Task objective ->
Extract each line of the records below that contains the word "color".

Material ->
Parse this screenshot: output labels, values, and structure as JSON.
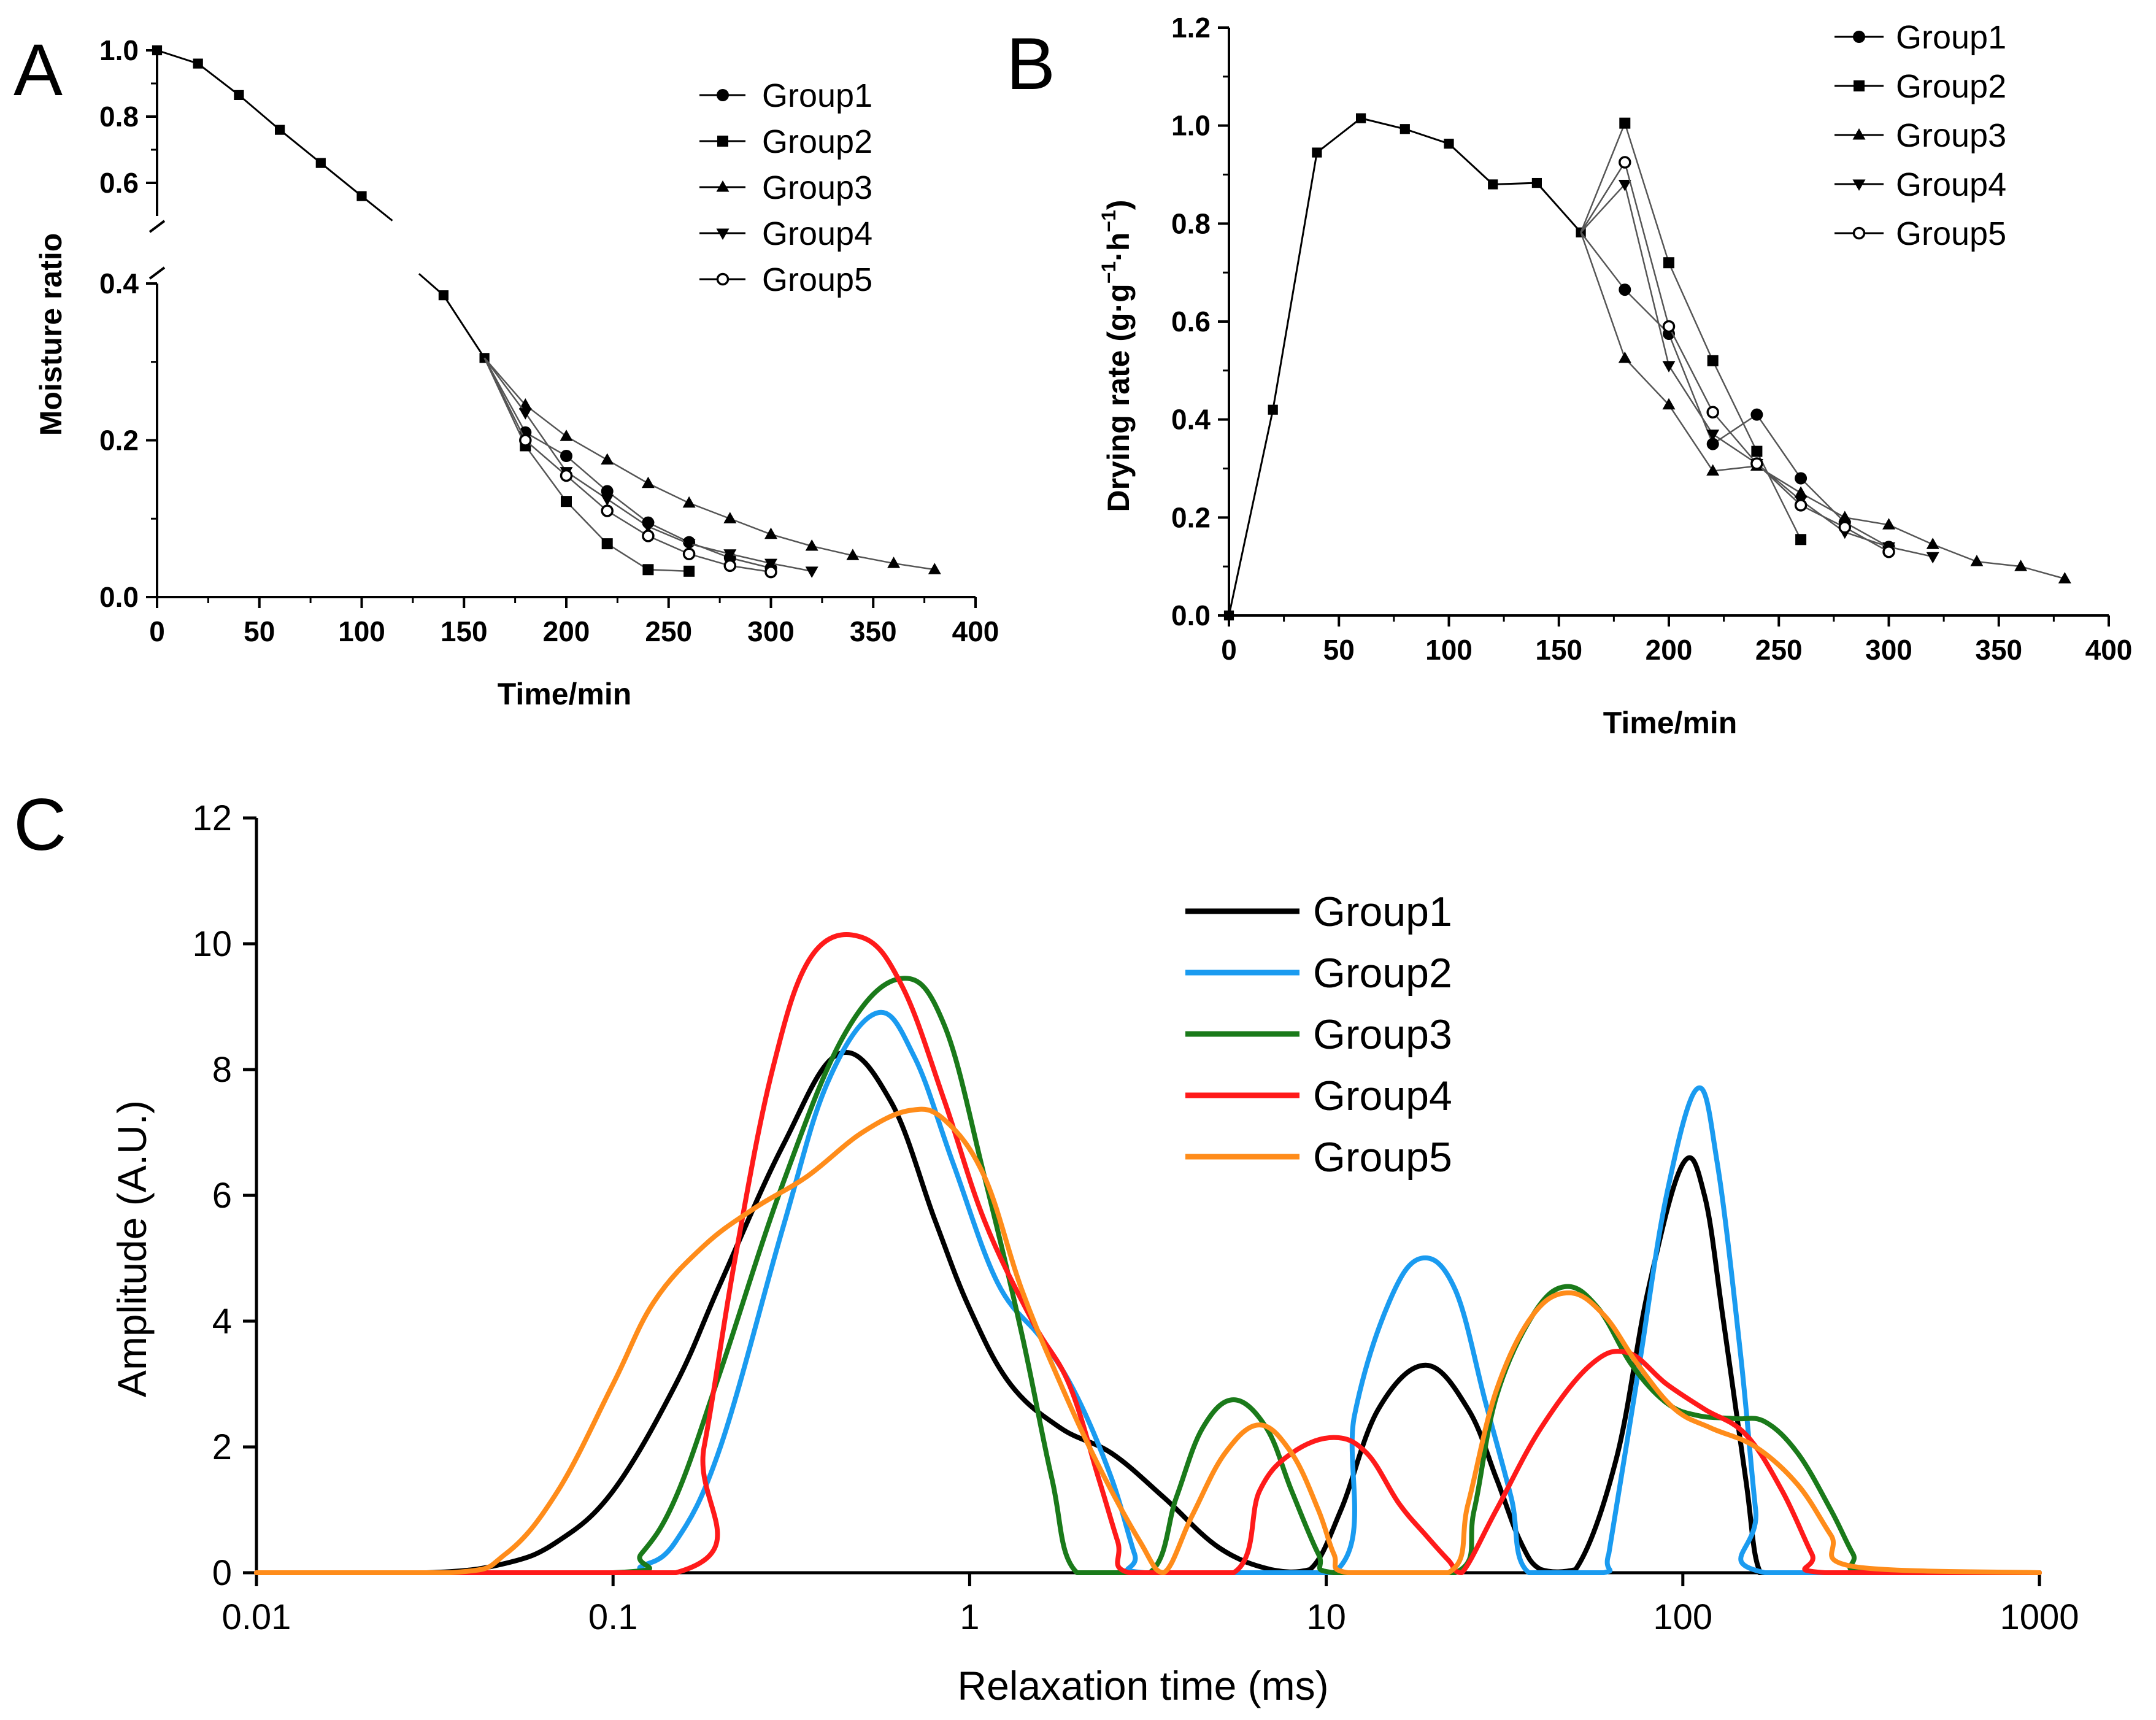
{
  "figure": {
    "panel_labels": {
      "a": "A",
      "b": "B",
      "c": "C"
    }
  },
  "chart_data": [
    {
      "panel": "A",
      "type": "line",
      "title": "",
      "xlabel": "Time/min",
      "ylabel": "Moisture ratio",
      "xlim": [
        0,
        400
      ],
      "ylim": [
        0,
        1.0
      ],
      "axis_break": [
        0.4,
        0.5
      ],
      "x_ticks": [
        "0",
        "50",
        "100",
        "150",
        "200",
        "250",
        "300",
        "350",
        "400"
      ],
      "x_tick_values": [
        0,
        50,
        100,
        150,
        200,
        250,
        300,
        350,
        400
      ],
      "y_ticks": [
        "0.0",
        "0.2",
        "0.4",
        "0.6",
        "0.8",
        "1.0"
      ],
      "y_tick_values": [
        0,
        0.2,
        0.4,
        0.6,
        0.8,
        1.0
      ],
      "y_minor_ticks": [
        0.1,
        0.3,
        0.7,
        0.9
      ],
      "shared_prefix": {
        "x": [
          0,
          20,
          40,
          60,
          80,
          100,
          140,
          160
        ],
        "y": [
          1.0,
          0.96,
          0.865,
          0.76,
          0.66,
          0.56,
          0.385,
          0.305
        ]
      },
      "series": [
        {
          "name": "Group1",
          "marker": "circle",
          "x": [
            160,
            180,
            200,
            220,
            240,
            260,
            280,
            300
          ],
          "y": [
            0.305,
            0.21,
            0.18,
            0.135,
            0.095,
            0.07,
            0.05,
            0.037
          ]
        },
        {
          "name": "Group2",
          "marker": "square",
          "x": [
            160,
            180,
            200,
            220,
            240,
            260
          ],
          "y": [
            0.305,
            0.193,
            0.122,
            0.068,
            0.035,
            0.033
          ]
        },
        {
          "name": "Group3",
          "marker": "triangle-up",
          "x": [
            160,
            180,
            200,
            220,
            240,
            260,
            280,
            300,
            320,
            340,
            360,
            380
          ],
          "y": [
            0.305,
            0.245,
            0.205,
            0.175,
            0.145,
            0.12,
            0.1,
            0.08,
            0.065,
            0.053,
            0.043,
            0.035
          ]
        },
        {
          "name": "Group4",
          "marker": "triangle-down",
          "x": [
            160,
            180,
            200,
            220,
            240,
            260,
            280,
            300,
            320
          ],
          "y": [
            0.305,
            0.235,
            0.16,
            0.125,
            0.09,
            0.068,
            0.055,
            0.043,
            0.033
          ]
        },
        {
          "name": "Group5",
          "marker": "open-circle",
          "x": [
            160,
            180,
            200,
            220,
            240,
            260,
            280,
            300
          ],
          "y": [
            0.305,
            0.2,
            0.155,
            0.11,
            0.078,
            0.055,
            0.04,
            0.032
          ]
        }
      ],
      "legend": [
        "Group1",
        "Group2",
        "Group3",
        "Group4",
        "Group5"
      ],
      "legend_position": "top-right"
    },
    {
      "panel": "B",
      "type": "line",
      "title": "",
      "xlabel": "Time/min",
      "ylabel_parts": [
        "Drying rate (g·g",
        "−1",
        "·h",
        "−1",
        ")"
      ],
      "xlim": [
        0,
        400
      ],
      "ylim": [
        0,
        1.2
      ],
      "x_ticks": [
        "0",
        "50",
        "100",
        "150",
        "200",
        "250",
        "300",
        "350",
        "400"
      ],
      "x_tick_values": [
        0,
        50,
        100,
        150,
        200,
        250,
        300,
        350,
        400
      ],
      "y_ticks": [
        "0.0",
        "0.2",
        "0.4",
        "0.6",
        "0.8",
        "1.0",
        "1.2"
      ],
      "y_tick_values": [
        0,
        0.2,
        0.4,
        0.6,
        0.8,
        1.0,
        1.2
      ],
      "shared_prefix": {
        "x": [
          0,
          20,
          40,
          60,
          80,
          100,
          120,
          140,
          160
        ],
        "y": [
          0.0,
          0.42,
          0.945,
          1.015,
          0.993,
          0.963,
          0.88,
          0.883,
          0.782
        ]
      },
      "series": [
        {
          "name": "Group1",
          "marker": "circle",
          "x": [
            160,
            180,
            200,
            220,
            240,
            260,
            280,
            300
          ],
          "y": [
            0.782,
            0.665,
            0.575,
            0.35,
            0.41,
            0.28,
            0.19,
            0.14
          ]
        },
        {
          "name": "Group2",
          "marker": "square",
          "x": [
            160,
            180,
            200,
            220,
            240,
            260
          ],
          "y": [
            0.782,
            1.005,
            0.72,
            0.52,
            0.335,
            0.155
          ]
        },
        {
          "name": "Group3",
          "marker": "triangle-up",
          "x": [
            160,
            180,
            200,
            220,
            240,
            260,
            280,
            300,
            320,
            340,
            360,
            380
          ],
          "y": [
            0.782,
            0.525,
            0.43,
            0.295,
            0.305,
            0.25,
            0.2,
            0.185,
            0.145,
            0.11,
            0.1,
            0.075
          ]
        },
        {
          "name": "Group4",
          "marker": "triangle-down",
          "x": [
            160,
            180,
            200,
            220,
            240,
            260,
            280,
            300,
            320
          ],
          "y": [
            0.782,
            0.88,
            0.51,
            0.37,
            0.31,
            0.235,
            0.17,
            0.14,
            0.12
          ]
        },
        {
          "name": "Group5",
          "marker": "open-circle",
          "x": [
            160,
            180,
            200,
            220,
            240,
            260,
            280,
            300
          ],
          "y": [
            0.782,
            0.925,
            0.59,
            0.415,
            0.31,
            0.225,
            0.18,
            0.13
          ]
        }
      ],
      "legend": [
        "Group1",
        "Group2",
        "Group3",
        "Group4",
        "Group5"
      ],
      "legend_position": "top-right"
    },
    {
      "panel": "C",
      "type": "line",
      "title": "",
      "xlabel": "Relaxation time (ms)",
      "ylabel": "Amplitude (A.U.)",
      "x_scale": "log",
      "xlim": [
        0.01,
        1000
      ],
      "ylim": [
        0,
        12
      ],
      "x_ticks": [
        "0.01",
        "0.1",
        "1",
        "10",
        "100",
        "1000"
      ],
      "x_tick_values": [
        0.01,
        0.1,
        1,
        10,
        100,
        1000
      ],
      "y_ticks": [
        "0",
        "2",
        "4",
        "6",
        "8",
        "10",
        "12"
      ],
      "y_tick_values": [
        0,
        2,
        4,
        6,
        8,
        10,
        12
      ],
      "series": [
        {
          "name": "Group1",
          "color": "#000000",
          "x": [
            0.01,
            0.03,
            0.05,
            0.07,
            0.1,
            0.15,
            0.2,
            0.3,
            0.43,
            0.6,
            0.8,
            1.0,
            1.3,
            1.8,
            2.5,
            3.5,
            5.0,
            7.0,
            9.0,
            11,
            14,
            19,
            25,
            30,
            35,
            40,
            50,
            65,
            80,
            100,
            115,
            130,
            150,
            165,
            200,
            1000
          ],
          "y": [
            0,
            0,
            0.15,
            0.5,
            1.3,
            3.0,
            4.6,
            6.8,
            8.25,
            7.5,
            5.6,
            4.2,
            3.0,
            2.3,
            1.9,
            1.2,
            0.4,
            0.05,
            0.05,
            1.0,
            2.6,
            3.3,
            2.6,
            1.5,
            0.5,
            0.05,
            0.05,
            1.8,
            4.5,
            6.5,
            6.0,
            4.0,
            1.5,
            0.0,
            0,
            0
          ]
        },
        {
          "name": "Group2",
          "color": "#1a9bf0",
          "x": [
            0.01,
            0.1,
            0.12,
            0.15,
            0.2,
            0.3,
            0.4,
            0.55,
            0.7,
            0.9,
            1.2,
            1.6,
            2.0,
            2.5,
            2.9,
            3.1,
            10.5,
            12,
            15,
            18.5,
            23,
            28,
            33,
            37,
            60,
            62,
            75,
            90,
            110,
            125,
            145,
            160,
            170,
            1000
          ],
          "y": [
            0,
            0,
            0.1,
            0.5,
            2.0,
            5.5,
            7.8,
            8.9,
            8.2,
            6.5,
            4.6,
            3.7,
            2.8,
            1.5,
            0.3,
            0,
            0,
            2.5,
            4.3,
            5.0,
            4.5,
            2.7,
            1.2,
            0,
            0,
            0.3,
            3.2,
            6.0,
            7.7,
            6.5,
            3.5,
            1.0,
            0,
            0
          ]
        },
        {
          "name": "Group3",
          "color": "#1a7a1a",
          "x": [
            0.01,
            0.1,
            0.12,
            0.15,
            0.2,
            0.3,
            0.45,
            0.65,
            0.85,
            1.1,
            1.4,
            1.7,
            2.0,
            3.2,
            3.8,
            4.5,
            5.5,
            6.8,
            8.0,
            9.5,
            10.5,
            23,
            26,
            30,
            38,
            47,
            58,
            72,
            90,
            110,
            140,
            170,
            210,
            260,
            300,
            330,
            1000
          ],
          "y": [
            0,
            0,
            0.3,
            1.2,
            3.2,
            6.2,
            8.6,
            9.45,
            8.7,
            6.3,
            3.8,
            1.5,
            0,
            0,
            1.2,
            2.3,
            2.75,
            2.3,
            1.3,
            0.3,
            0,
            0,
            1.0,
            2.8,
            4.1,
            4.55,
            4.2,
            3.3,
            2.7,
            2.5,
            2.45,
            2.4,
            1.9,
            1.0,
            0.3,
            0,
            0
          ]
        },
        {
          "name": "Group4",
          "color": "#ff1a1a",
          "x": [
            0.01,
            0.15,
            0.18,
            0.22,
            0.28,
            0.36,
            0.5,
            0.65,
            0.85,
            1.1,
            1.5,
            1.9,
            2.3,
            2.6,
            2.8,
            5.5,
            6.5,
            8.0,
            10.5,
            13,
            16,
            19,
            22,
            24,
            30,
            40,
            55,
            70,
            90,
            115,
            150,
            190,
            230,
            250,
            1000
          ],
          "y": [
            0,
            0,
            2.0,
            5.0,
            8.0,
            9.8,
            10.1,
            9.3,
            7.5,
            5.6,
            4.0,
            3.0,
            1.5,
            0.5,
            0,
            0,
            1.3,
            1.9,
            2.15,
            1.9,
            1.1,
            0.6,
            0.2,
            0,
            1.0,
            2.3,
            3.3,
            3.5,
            3.0,
            2.6,
            2.2,
            1.3,
            0.3,
            0,
            0
          ]
        },
        {
          "name": "Group5",
          "color": "#ff8c1a",
          "x": [
            0.01,
            0.035,
            0.05,
            0.07,
            0.1,
            0.13,
            0.18,
            0.25,
            0.35,
            0.5,
            0.68,
            0.85,
            1.1,
            1.4,
            1.8,
            2.3,
            3.0,
            3.5,
            4.2,
            5.2,
            6.5,
            8.0,
            9.5,
            10.5,
            11.5,
            22,
            25,
            30,
            38,
            48,
            60,
            75,
            95,
            120,
            160,
            210,
            260,
            300,
            1000
          ],
          "y": [
            0,
            0,
            0.3,
            1.3,
            3.0,
            4.3,
            5.2,
            5.8,
            6.3,
            7.0,
            7.35,
            7.2,
            6.3,
            4.5,
            3.0,
            1.7,
            0.5,
            0.0,
            0.9,
            1.9,
            2.35,
            1.9,
            1.0,
            0.3,
            0,
            0,
            1.1,
            2.9,
            4.1,
            4.45,
            4.1,
            3.3,
            2.6,
            2.3,
            2.0,
            1.4,
            0.6,
            0.1,
            0
          ]
        }
      ],
      "legend": [
        "Group1",
        "Group2",
        "Group3",
        "Group4",
        "Group5"
      ],
      "legend_position": "top-center"
    }
  ]
}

The answer ->
          "color": "#000000",
          "color": "#1a9bf0",
          "color": "#1a7a1a",
          "color": "#ff1a1a",
          "color": "#ff8c1a",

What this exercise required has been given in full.